◆ Objective: Find the lines containing the word "made" and copy every one of them.

--- Begin ---

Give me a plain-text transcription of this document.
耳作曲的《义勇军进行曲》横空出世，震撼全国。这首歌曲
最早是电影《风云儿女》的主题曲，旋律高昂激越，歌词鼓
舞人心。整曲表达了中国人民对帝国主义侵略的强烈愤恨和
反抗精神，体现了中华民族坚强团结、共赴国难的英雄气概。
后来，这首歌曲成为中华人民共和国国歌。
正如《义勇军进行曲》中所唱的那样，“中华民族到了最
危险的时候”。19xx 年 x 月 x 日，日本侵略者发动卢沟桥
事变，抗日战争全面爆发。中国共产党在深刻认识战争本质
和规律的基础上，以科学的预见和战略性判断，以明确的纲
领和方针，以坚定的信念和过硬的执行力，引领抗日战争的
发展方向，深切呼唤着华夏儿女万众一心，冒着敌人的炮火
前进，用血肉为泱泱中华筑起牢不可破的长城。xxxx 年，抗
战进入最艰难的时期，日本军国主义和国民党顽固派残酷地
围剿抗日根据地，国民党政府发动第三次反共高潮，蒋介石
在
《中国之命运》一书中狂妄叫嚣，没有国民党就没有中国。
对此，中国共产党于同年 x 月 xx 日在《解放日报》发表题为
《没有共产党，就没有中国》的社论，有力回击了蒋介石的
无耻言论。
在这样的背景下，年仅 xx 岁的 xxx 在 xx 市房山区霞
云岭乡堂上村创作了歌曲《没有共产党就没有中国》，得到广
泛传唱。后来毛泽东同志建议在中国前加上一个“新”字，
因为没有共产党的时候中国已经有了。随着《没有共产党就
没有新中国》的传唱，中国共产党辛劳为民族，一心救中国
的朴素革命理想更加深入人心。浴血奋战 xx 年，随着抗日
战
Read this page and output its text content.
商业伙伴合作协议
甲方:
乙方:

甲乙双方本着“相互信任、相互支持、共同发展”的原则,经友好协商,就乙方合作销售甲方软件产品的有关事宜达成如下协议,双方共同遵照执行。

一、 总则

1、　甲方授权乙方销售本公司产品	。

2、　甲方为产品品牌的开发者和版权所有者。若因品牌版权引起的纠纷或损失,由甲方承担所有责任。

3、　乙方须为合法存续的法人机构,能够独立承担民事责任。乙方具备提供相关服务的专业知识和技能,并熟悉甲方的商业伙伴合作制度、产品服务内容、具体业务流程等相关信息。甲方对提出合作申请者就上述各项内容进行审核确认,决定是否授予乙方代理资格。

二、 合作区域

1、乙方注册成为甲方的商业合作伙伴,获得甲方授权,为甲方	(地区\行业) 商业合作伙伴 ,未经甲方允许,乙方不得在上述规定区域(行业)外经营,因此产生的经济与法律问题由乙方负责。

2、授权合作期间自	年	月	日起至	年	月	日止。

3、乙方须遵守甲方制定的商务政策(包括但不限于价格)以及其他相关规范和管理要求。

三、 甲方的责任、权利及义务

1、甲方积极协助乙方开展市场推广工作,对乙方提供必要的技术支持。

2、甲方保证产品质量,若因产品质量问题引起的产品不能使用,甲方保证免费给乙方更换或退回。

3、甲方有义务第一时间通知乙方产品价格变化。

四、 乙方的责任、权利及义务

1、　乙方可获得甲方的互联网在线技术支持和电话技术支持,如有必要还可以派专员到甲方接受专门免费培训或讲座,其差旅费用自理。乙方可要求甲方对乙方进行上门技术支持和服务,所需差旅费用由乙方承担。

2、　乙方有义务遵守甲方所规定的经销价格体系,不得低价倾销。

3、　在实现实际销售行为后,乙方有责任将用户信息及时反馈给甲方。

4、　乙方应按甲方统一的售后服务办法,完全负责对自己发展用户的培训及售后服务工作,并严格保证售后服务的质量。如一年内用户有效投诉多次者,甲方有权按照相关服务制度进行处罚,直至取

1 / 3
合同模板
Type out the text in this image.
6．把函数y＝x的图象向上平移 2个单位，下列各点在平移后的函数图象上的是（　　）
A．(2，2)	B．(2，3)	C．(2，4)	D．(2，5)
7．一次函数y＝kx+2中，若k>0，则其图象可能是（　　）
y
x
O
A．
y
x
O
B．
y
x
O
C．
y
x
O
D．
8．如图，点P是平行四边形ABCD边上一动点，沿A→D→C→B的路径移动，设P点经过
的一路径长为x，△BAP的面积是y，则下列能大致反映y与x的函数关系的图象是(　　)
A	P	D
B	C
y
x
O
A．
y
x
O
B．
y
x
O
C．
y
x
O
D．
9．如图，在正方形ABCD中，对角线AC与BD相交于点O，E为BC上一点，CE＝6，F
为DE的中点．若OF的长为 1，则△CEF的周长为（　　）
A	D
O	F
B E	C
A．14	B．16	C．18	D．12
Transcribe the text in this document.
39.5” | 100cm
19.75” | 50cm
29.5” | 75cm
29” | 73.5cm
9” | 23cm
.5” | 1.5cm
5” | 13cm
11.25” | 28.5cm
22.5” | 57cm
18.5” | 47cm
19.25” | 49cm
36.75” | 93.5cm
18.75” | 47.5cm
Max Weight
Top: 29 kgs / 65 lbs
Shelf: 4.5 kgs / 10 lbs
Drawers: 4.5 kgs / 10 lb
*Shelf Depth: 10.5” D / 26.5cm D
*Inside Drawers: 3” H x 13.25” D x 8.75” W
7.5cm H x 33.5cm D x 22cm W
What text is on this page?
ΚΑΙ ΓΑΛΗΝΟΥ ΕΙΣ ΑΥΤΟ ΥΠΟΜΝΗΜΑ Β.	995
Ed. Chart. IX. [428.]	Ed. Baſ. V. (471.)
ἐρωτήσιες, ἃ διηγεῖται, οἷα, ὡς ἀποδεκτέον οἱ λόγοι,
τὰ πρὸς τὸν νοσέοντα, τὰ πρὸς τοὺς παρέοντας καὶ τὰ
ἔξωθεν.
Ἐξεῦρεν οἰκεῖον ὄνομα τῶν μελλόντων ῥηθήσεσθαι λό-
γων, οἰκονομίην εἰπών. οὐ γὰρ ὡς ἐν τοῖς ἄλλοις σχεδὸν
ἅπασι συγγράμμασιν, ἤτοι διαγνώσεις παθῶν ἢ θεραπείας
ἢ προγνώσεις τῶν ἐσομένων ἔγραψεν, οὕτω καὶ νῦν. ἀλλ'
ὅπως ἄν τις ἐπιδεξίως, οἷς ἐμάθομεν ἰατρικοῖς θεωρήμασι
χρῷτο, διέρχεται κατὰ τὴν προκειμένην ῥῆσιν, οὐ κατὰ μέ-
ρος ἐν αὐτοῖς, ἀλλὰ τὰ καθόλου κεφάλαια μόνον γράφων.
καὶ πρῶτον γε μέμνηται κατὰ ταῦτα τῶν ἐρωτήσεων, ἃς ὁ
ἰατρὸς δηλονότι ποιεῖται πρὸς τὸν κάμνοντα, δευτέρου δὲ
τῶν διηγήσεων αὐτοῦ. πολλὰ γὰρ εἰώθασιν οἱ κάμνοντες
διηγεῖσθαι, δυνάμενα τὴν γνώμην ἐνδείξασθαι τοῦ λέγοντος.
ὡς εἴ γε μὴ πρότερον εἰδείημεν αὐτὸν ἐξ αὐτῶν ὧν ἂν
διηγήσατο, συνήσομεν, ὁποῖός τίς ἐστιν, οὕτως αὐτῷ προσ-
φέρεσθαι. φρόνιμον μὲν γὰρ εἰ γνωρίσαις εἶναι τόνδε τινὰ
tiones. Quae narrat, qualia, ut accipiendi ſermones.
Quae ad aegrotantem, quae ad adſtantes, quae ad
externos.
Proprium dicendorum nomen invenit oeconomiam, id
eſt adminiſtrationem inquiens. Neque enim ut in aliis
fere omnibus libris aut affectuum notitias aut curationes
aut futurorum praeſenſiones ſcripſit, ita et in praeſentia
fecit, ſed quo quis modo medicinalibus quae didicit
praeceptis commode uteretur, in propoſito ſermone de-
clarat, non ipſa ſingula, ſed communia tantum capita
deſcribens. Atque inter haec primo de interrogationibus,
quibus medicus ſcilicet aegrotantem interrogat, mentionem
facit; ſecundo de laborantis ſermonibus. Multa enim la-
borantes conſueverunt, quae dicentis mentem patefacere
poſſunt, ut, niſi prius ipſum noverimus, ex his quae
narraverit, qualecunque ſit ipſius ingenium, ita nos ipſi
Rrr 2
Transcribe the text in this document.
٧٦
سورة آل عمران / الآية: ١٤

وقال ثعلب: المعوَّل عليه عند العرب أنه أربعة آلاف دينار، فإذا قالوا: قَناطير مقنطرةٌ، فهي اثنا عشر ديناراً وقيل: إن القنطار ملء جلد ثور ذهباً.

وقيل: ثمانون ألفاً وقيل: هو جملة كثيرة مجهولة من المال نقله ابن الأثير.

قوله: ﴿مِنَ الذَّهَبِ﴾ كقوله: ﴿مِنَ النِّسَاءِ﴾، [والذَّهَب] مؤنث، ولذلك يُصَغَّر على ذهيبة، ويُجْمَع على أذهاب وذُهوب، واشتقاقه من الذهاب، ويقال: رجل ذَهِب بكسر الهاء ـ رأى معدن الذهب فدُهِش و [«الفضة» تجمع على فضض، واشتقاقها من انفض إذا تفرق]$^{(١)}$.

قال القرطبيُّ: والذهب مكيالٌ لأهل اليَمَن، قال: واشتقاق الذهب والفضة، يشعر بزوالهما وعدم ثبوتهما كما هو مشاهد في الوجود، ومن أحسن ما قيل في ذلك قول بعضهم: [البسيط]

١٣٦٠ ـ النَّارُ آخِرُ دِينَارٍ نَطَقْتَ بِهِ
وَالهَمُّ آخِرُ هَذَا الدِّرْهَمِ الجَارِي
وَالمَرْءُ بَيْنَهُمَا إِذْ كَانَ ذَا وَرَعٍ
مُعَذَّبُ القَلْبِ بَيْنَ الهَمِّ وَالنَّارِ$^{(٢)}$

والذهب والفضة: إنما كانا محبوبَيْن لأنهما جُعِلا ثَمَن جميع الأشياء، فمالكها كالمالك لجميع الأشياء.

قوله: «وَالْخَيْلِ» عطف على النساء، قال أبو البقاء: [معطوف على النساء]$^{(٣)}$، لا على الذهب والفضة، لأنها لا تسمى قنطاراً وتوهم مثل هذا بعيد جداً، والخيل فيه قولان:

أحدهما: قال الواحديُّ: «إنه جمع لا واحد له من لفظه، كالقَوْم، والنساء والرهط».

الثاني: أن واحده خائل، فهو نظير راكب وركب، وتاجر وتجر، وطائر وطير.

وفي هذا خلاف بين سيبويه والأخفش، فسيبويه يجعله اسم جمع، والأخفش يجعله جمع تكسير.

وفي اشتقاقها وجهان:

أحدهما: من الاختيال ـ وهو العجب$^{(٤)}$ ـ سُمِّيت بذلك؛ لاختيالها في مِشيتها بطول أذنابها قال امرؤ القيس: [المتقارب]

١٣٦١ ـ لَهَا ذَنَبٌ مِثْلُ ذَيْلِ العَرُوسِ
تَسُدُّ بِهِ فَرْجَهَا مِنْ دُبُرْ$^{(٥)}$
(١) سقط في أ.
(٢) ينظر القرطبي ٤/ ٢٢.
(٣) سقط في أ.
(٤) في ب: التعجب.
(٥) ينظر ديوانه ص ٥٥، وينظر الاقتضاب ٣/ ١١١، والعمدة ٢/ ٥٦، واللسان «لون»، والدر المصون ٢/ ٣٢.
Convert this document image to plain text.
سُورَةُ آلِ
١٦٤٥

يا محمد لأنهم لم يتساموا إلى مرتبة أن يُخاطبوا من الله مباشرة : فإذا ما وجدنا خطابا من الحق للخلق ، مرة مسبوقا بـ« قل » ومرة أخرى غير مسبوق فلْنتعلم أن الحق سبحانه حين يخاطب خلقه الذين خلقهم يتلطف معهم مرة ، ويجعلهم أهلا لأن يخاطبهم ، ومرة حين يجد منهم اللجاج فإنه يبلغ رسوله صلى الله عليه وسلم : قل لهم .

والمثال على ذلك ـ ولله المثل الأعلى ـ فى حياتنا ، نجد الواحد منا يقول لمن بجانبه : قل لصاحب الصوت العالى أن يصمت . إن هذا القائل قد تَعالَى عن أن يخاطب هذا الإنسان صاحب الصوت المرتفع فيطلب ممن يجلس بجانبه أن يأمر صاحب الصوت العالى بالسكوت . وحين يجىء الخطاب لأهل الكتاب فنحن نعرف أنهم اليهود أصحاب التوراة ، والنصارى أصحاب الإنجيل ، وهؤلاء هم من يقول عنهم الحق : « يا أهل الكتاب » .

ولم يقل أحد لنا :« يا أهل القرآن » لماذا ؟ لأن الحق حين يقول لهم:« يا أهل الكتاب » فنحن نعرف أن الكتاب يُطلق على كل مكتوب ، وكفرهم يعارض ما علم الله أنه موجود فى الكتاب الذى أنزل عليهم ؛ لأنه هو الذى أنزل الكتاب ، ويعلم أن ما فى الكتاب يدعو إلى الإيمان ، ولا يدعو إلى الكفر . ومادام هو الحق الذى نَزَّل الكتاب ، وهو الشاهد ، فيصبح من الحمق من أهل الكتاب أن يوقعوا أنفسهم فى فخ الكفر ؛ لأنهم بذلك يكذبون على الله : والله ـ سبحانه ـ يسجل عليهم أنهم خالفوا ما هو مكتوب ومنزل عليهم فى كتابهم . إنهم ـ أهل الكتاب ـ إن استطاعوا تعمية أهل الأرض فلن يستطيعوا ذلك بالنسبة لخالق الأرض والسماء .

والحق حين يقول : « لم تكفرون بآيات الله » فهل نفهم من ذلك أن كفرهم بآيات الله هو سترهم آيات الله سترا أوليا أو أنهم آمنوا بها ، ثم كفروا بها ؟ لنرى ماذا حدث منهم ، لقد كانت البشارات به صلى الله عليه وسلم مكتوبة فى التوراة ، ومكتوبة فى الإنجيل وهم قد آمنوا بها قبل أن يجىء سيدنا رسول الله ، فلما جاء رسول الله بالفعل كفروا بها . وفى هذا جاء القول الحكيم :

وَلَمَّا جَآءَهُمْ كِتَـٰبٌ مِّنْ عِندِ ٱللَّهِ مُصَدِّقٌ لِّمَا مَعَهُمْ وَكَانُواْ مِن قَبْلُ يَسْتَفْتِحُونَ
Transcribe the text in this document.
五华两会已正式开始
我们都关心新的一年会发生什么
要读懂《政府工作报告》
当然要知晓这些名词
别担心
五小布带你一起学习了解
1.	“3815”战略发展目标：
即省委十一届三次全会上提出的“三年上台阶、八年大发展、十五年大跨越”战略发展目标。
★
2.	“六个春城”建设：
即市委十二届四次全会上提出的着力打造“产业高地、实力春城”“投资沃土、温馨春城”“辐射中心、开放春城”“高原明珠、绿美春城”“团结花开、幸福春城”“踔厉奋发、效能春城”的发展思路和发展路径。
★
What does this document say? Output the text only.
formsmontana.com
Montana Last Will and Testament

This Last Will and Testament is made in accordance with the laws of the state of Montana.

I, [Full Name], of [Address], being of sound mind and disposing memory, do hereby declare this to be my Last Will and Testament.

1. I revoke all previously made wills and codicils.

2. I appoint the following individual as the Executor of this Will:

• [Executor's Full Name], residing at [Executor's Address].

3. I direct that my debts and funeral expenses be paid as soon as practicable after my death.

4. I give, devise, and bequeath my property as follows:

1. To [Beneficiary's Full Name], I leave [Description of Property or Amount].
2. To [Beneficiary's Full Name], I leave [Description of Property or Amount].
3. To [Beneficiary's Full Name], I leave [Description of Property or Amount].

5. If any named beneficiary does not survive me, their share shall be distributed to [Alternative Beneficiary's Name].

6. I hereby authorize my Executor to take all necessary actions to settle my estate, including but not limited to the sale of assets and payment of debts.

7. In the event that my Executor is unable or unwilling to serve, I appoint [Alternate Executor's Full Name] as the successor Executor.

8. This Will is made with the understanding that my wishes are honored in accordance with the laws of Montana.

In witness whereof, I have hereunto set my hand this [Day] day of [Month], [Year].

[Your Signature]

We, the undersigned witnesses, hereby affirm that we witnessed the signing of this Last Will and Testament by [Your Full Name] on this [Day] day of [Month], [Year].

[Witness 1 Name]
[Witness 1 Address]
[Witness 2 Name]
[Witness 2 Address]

--- End ---

◆ Result for this exercise:
This Last Will and Testament is made in accordance with the laws of the state of Montana.
1. I revoke all previously made wills and codicils.
8. This Will is made with the understanding that my wishes are honored in accordance with the laws of Montana.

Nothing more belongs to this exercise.